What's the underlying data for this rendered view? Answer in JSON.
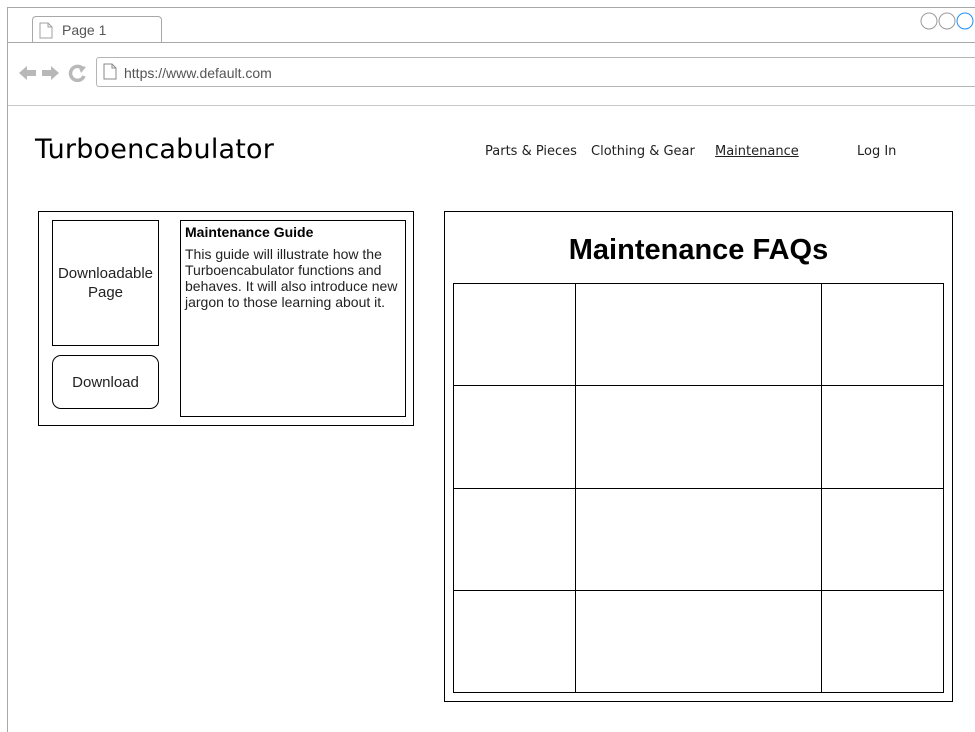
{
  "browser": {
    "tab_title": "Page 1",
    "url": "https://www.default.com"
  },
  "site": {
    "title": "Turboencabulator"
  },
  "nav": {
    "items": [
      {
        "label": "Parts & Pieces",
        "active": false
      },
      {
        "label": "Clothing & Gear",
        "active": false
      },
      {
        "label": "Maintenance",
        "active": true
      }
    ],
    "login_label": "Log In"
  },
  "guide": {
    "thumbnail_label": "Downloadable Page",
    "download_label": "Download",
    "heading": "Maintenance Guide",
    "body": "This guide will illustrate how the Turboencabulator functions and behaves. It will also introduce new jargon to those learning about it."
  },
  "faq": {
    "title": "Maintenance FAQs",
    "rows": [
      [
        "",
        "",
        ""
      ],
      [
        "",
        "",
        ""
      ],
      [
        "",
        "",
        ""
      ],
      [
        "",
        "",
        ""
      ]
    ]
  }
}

..........

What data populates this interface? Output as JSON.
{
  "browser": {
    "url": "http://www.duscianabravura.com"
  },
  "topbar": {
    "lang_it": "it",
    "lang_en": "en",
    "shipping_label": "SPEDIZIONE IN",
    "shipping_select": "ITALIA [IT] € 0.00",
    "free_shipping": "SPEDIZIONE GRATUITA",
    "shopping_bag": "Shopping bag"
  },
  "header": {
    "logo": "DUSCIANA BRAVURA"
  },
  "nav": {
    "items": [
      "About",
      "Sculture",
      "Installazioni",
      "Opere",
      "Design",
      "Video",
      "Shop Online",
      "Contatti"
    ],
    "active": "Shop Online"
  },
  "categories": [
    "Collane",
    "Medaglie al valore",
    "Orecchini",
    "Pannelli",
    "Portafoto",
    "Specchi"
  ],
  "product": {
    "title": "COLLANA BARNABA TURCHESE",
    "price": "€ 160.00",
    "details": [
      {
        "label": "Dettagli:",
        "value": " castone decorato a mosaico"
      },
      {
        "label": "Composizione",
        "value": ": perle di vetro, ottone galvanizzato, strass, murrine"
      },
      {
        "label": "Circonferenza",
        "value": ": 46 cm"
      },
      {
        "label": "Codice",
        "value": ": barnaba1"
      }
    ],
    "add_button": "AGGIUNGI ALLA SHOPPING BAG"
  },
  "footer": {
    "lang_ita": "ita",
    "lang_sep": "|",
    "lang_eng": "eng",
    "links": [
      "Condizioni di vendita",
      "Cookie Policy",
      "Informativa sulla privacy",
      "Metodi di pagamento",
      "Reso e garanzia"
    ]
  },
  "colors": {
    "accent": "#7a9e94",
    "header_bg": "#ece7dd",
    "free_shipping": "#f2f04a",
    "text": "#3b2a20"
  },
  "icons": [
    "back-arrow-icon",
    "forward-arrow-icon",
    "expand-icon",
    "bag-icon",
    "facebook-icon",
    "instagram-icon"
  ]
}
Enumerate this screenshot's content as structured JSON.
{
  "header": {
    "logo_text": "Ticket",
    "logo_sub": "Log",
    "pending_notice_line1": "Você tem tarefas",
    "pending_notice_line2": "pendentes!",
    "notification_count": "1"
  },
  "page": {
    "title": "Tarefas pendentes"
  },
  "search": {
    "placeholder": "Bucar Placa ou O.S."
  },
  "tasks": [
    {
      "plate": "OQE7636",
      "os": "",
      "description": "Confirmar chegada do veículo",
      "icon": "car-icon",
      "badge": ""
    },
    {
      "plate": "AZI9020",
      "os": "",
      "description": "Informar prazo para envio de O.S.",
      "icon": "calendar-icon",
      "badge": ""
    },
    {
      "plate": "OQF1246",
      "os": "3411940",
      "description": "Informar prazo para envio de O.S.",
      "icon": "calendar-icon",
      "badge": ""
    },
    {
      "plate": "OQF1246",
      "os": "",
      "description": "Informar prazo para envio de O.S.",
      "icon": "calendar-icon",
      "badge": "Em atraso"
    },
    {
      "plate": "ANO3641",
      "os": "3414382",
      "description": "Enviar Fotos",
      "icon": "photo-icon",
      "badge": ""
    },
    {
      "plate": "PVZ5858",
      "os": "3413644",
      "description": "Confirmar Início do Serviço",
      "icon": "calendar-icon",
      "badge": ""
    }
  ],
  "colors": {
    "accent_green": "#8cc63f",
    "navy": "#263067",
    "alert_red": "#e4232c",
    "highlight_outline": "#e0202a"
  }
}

..........

Instructions for the task –
State only how many lines in the material include "Turboencabulator".

The answer –
2